Collected data entries
----
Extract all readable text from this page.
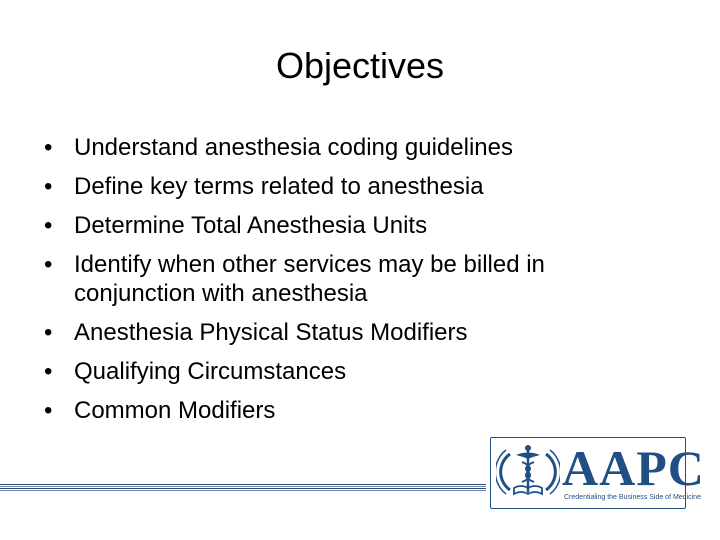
Objectives
• Understand anesthesia coding guidelines
• Define key terms related to anesthesia
• Determine Total Anesthesia Units
• Identify when other services may be billed in conjunction with anesthesia
• Anesthesia Physical Status Modifiers
• Qualifying Circumstances
• Common Modifiers
AAPC
Credentialing the Business Side of Medicine
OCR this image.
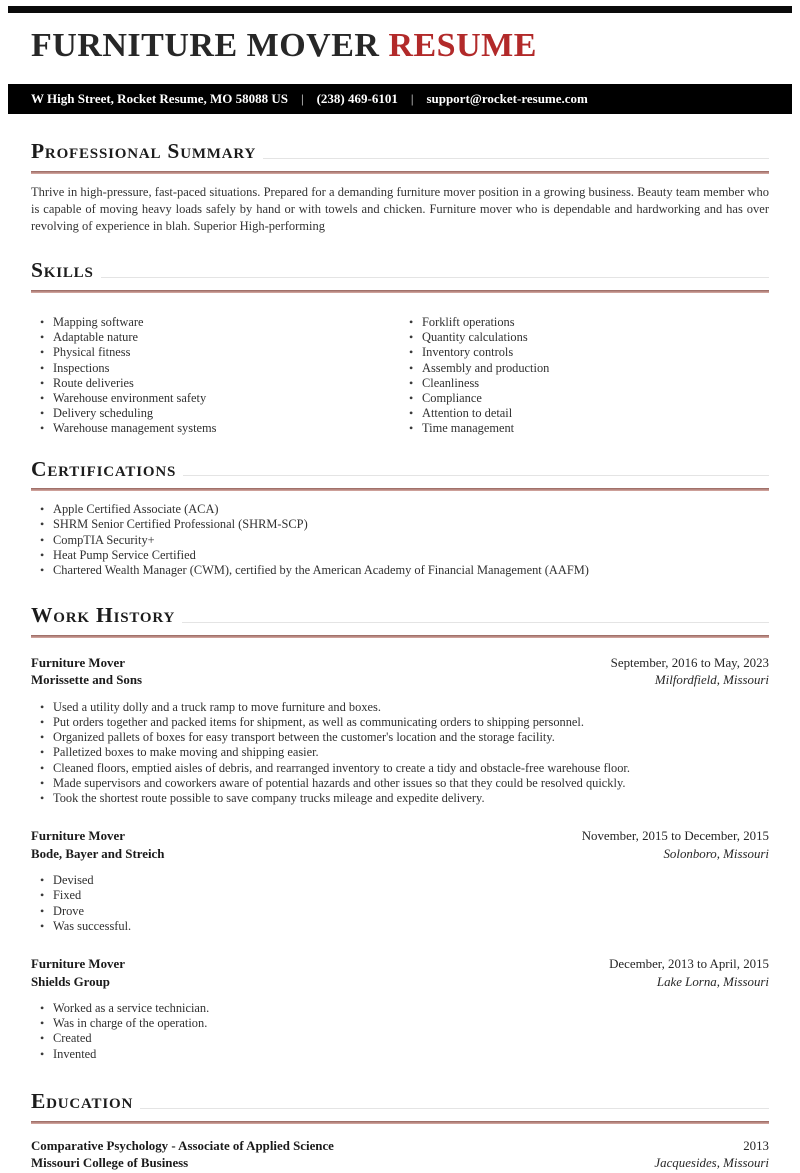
FURNITURE MOVER RESUME
W High Street, Rocket Resume, MO 58088 US | (238) 469-6101 | support@rocket-resume.com
Professional Summary

Thrive in high-pressure, fast-paced situations. Prepared for a demanding furniture mover position in a growing business. Beauty team member who is capable of moving heavy loads safely by hand or with towels and chicken. Furniture mover who is dependable and hardworking and has over revolving of experience in blah. Superior High-performing

Skills
• Mapping software
• Adaptable nature
• Physical fitness
• Inspections
• Route deliveries
• Warehouse environment safety
• Delivery scheduling
• Warehouse management systems
• Forklift operations
• Quantity calculations
• Inventory controls
• Assembly and production
• Cleanliness
• Compliance
• Attention to detail
• Time management
Certifications
• Apple Certified Associate (ACA)
• SHRM Senior Certified Professional (SHRM-SCP)
• CompTIA Security+
• Heat Pump Service Certified
• Chartered Wealth Manager (CWM), certified by the American Academy of Financial Management (AAFM)
Work History
Furniture Mover	September, 2016 to May, 2023
Morissette and Sons	Milfordfield, Missouri
• Used a utility dolly and a truck ramp to move furniture and boxes.
• Put orders together and packed items for shipment, as well as communicating orders to shipping personnel.
• Organized pallets of boxes for easy transport between the customer's location and the storage facility.
• Palletized boxes to make moving and shipping easier.
• Cleaned floors, emptied aisles of debris, and rearranged inventory to create a tidy and obstacle-free warehouse floor.
• Made supervisors and coworkers aware of potential hazards and other issues so that they could be resolved quickly.
• Took the shortest route possible to save company trucks mileage and expedite delivery.
Furniture Mover	November, 2015 to December, 2015
Bode, Bayer and Streich	Solonboro, Missouri
• Devised
• Fixed
• Drove
• Was successful.
Furniture Mover	December, 2013 to April, 2015
Shields Group	Lake Lorna, Missouri
• Worked as a service technician.
• Was in charge of the operation.
• Created
• Invented
Education
Comparative Psychology - Associate of Applied Science	2013
Missouri College of Business	Jacquesides, Missouri
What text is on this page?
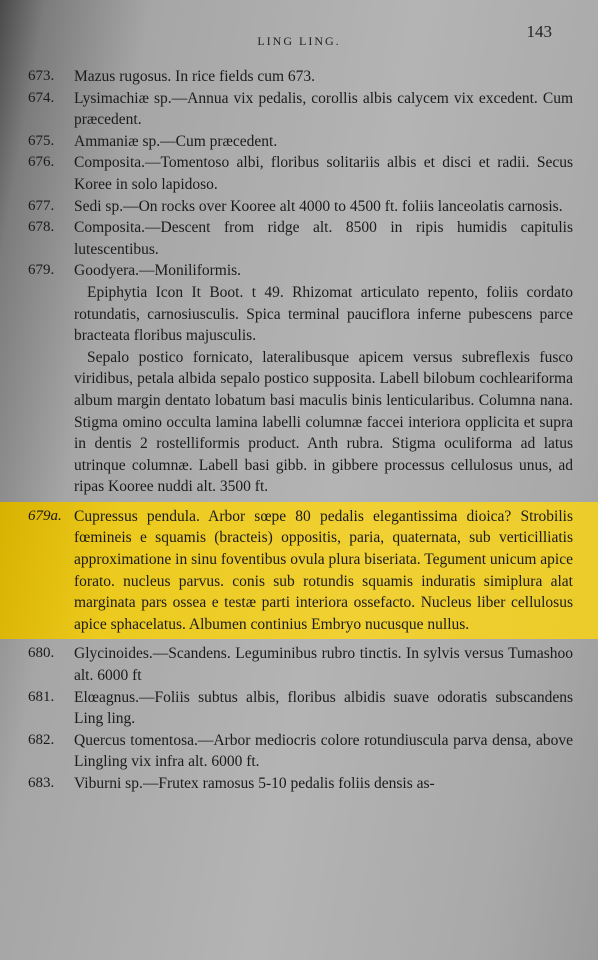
LING LING.	143
673.	Mazus rugosus. In rice fields cum 673.

674.	Lysimachiæ sp.—Annua vix pedalis, corollis albis calycem vix excedent. Cum præcedent.

675.	Ammaniæ sp.—Cum præcedent.

676.	Composita.—Tomentoso albi, floribus solitariis albis et disci et radii. Secus Koree in solo lapidoso.

677.	Sedi sp.—On rocks over Kooree alt 4000 to 4500 ft. foliis lanceolatis carnosis.

678.	Composita.—Descent from ridge alt. 8500 in ripis humidis capitulis lutescentibus.

679.	Goodyera.—Moniliformis.

Epiphytia Icon It Boot. t 49. Rhizomat articulato repento, foliis cordato rotundatis, carnosiusculis. Spica terminal pauciflora inferne pubescens parce bracteata floribus majusculis.

Sepalo postico fornicato, lateralibusque apicem versus subreflexis fusco viridibus, petala albida sepalo postico supposita. Labell bilobum cochleariforma album margin dentato lobatum basi maculis binis lenticularibus. Columna nana. Stigma omino occulta lamina labelli columnæ faccei interiora opplicita et supra in dentis 2 rostelliformis product. Anth rubra. Stigma oculiforma ad latus utrinque columnæ. Labell basi gibb. in gibbere processus cellulosus unus, ad ripas Kooree nuddi alt. 3500 ft.

679a. Cupressus pendula. Arbor sœpe 80 pedalis elegantissima dioica? Strobilis fœmineis e squamis (bracteis) oppositis, paria, quaternata, sub verticilliatis approximatione in sinu foventibus ovula plura biseriata. Tegument unicum apice forato. nucleus parvus. conis sub rotundis squamis induratis simiplura alat marginata pars ossea e testæ parti interiora ossefacto. Nucleus liber cellulosus apice sphacelatus. Albumen continius Embryo nucusque nullus.

680.	Glycinoides.—Scandens. Leguminibus rubro tinctis. In sylvis versus Tumashoo alt. 6000 ft

681.	Elœagnus.—Foliis subtus albis, floribus albidis suave odoratis subscandens Ling ling.

682.	Quercus tomentosa.—Arbor mediocris colore rotundiuscula parva densa, above Lingling vix infra alt. 6000 ft.

683.	Viburni sp.—Frutex ramosus 5-10 pedalis foliis densis as-
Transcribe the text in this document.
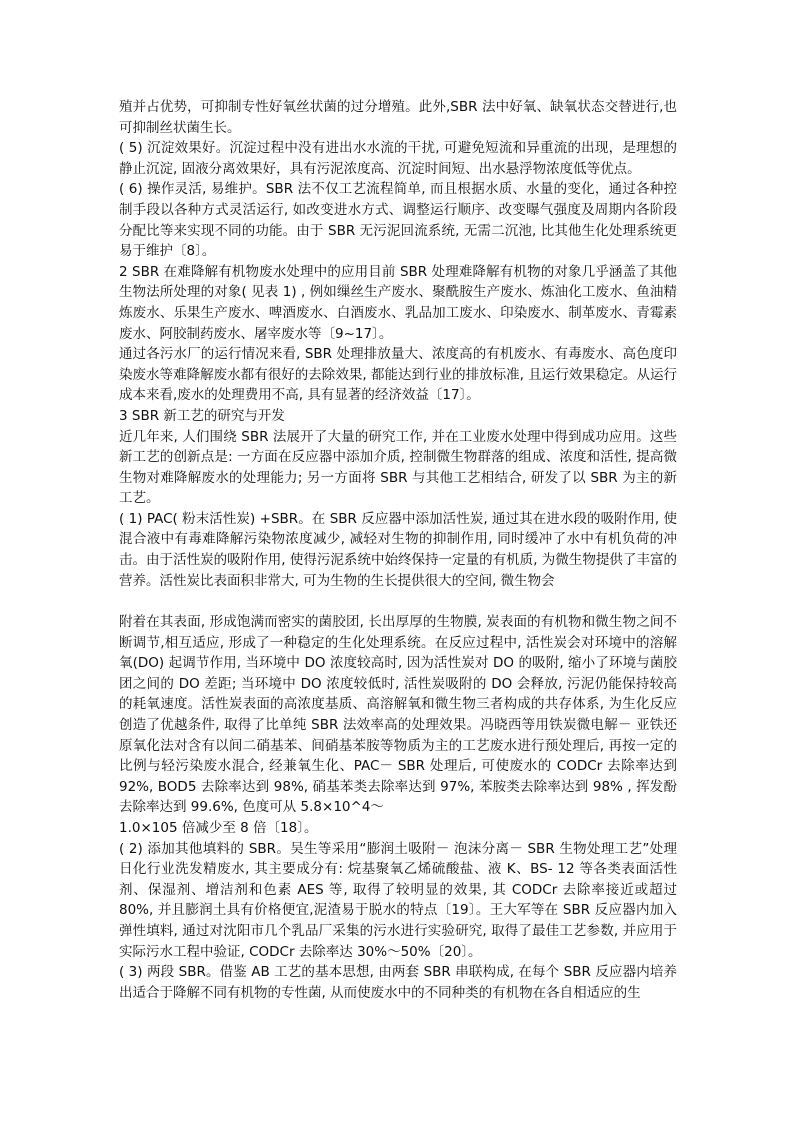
殖并占优势，可抑制专性好氧丝状菌的过分增殖。此外,SBR 法中好氧、缺氧状态交替进行,也可抑制丝状菌生长。

( 5) 沉淀效果好。沉淀过程中没有进出水水流的干扰, 可避免短流和异重流的出现，是理想的静止沉淀, 固液分离效果好，具有污泥浓度高、沉淀时间短、出水悬浮物浓度低等优点。

( 6) 操作灵活, 易维护。SBR 法不仅工艺流程简单, 而且根据水质、水量的变化，通过各种控制手段以各种方式灵活运行, 如改变进水方式、调整运行顺序、改变曝气强度及周期内各阶段分配比等来实现不同的功能。由于 SBR 无污泥回流系统, 无需二沉池, 比其他生化处理系统更易于维护〔8〕。

2 SBR 在难降解有机物废水处理中的应用目前 SBR 处理难降解有机物的对象几乎涵盖了其他生物法所处理的对象( 见表 1) , 例如缫丝生产废水、聚酰胺生产废水、炼油化工废水、鱼油精炼废水、乐果生产废水、啤酒废水、白酒废水、乳品加工废水、印染废水、制革废水、青霉素废水、阿胶制药废水、屠宰废水等〔9~17〕。

通过各污水厂的运行情况来看, SBR 处理排放量大、浓度高的有机废水、有毒废水、高色度印染废水等难降解废水都有很好的去除效果, 都能达到行业的排放标准, 且运行效果稳定。从运行成本来看,废水的处理费用不高, 具有显著的经济效益〔17〕。

3 SBR 新工艺的研究与开发

近几年来, 人们围绕 SBR 法展开了大量的研究工作, 并在工业废水处理中得到成功应用。这些新工艺的创新点是: 一方面在反应器中添加介质, 控制微生物群落的组成、浓度和活性, 提高微生物对难降解废水的处理能力; 另一方面将 SBR 与其他工艺相结合, 研发了以 SBR 为主的新工艺。

( 1) PAC( 粉末活性炭) +SBR。在 SBR 反应器中添加活性炭, 通过其在进水段的吸附作用, 使混合液中有毒难降解污染物浓度减少, 减轻对生物的抑制作用, 同时缓冲了水中有机负荷的冲击。由于活性炭的吸附作用, 使得污泥系统中始终保持一定量的有机质, 为微生物提供了丰富的营养。活性炭比表面积非常大, 可为生物的生长提供很大的空间, 微生物会

附着在其表面, 形成饱满而密实的菌胶团, 长出厚厚的生物膜, 炭表面的有机物和微生物之间不断调节,相互适应, 形成了一种稳定的生化处理系统。在反应过程中, 活性炭会对环境中的溶解氧(DO) 起调节作用, 当环境中 DO 浓度较高时, 因为活性炭对 DO 的吸附, 缩小了环境与菌胶团之间的 DO 差距; 当环境中 DO 浓度较低时, 活性炭吸附的 DO 会释放, 污泥仍能保持较高的耗氧速度。活性炭表面的高浓度基质、高溶解氧和微生物三者构成的共存体系, 为生化反应创造了优越条件, 取得了比单纯 SBR 法效率高的处理效果。冯晓西等用铁炭微电解－ 亚铁还原氧化法对含有以间二硝基苯、间硝基苯胺等物质为主的工艺废水进行预处理后, 再按一定的比例与轻污染废水混合, 经兼氧生化、PAC－ SBR 处理后, 可使废水的 CODCr 去除率达到 92%, BOD5 去除率达到 98%, 硝基苯类去除率达到 97%, 苯胺类去除率达到 98% , 挥发酚去除率达到 99.6%, 色度可从 5.8×10^4～

1.0×105 倍减少至 8 倍〔18〕。

( 2) 添加其他填料的 SBR。吴生等采用“膨润土吸附－ 泡沫分离－ SBR 生物处理工艺”处理日化行业洗发精废水, 其主要成分有: 烷基聚氧乙烯硫酸盐、液 K、BS- 12 等各类表面活性剂、保湿剂、增洁剂和色素 AES 等, 取得了较明显的效果, 其 CODCr 去除率接近或超过 80%, 并且膨润土具有价格便宜,泥渣易于脱水的特点〔19〕。王大军等在 SBR 反应器内加入弹性填料, 通过对沈阳市几个乳品厂采集的污水进行实验研究, 取得了最佳工艺参数, 并应用于实际污水工程中验证, CODCr 去除率达 30%～50%〔20〕。

( 3) 两段 SBR。借鉴 AB 工艺的基本思想, 由两套 SBR 串联构成, 在每个 SBR 反应器内培养出适合于降解不同有机物的专性菌, 从而使废水中的不同种类的有机物在各自相适应的生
----
_THE EXERCISE_. Show every line from the entries above in which the word "versus" appears.

_SOLVED PROBLEM_.
Sepalo postico fornicato, lateralibusque apicem versus subreflexis fusco viridibus, petala albida sepalo postico supposita. Labell bilobum cochleariforma album margin dentato lobatum basi maculis binis lenticularibus. Columna nana. Stigma omino occulta lamina labelli columnæ faccei interiora opplicita et supra in dentis 2 rostelliformis product. Anth rubra. Stigma oculiforma ad latus utrinque columnæ. Labell basi gibb. in gibbere processus cellulosus unus, ad ripas Kooree nuddi alt. 3500 ft.
680.	Glycinoides.—Scandens. Leguminibus rubro tinctis. In sylvis versus Tumashoo alt. 6000 ft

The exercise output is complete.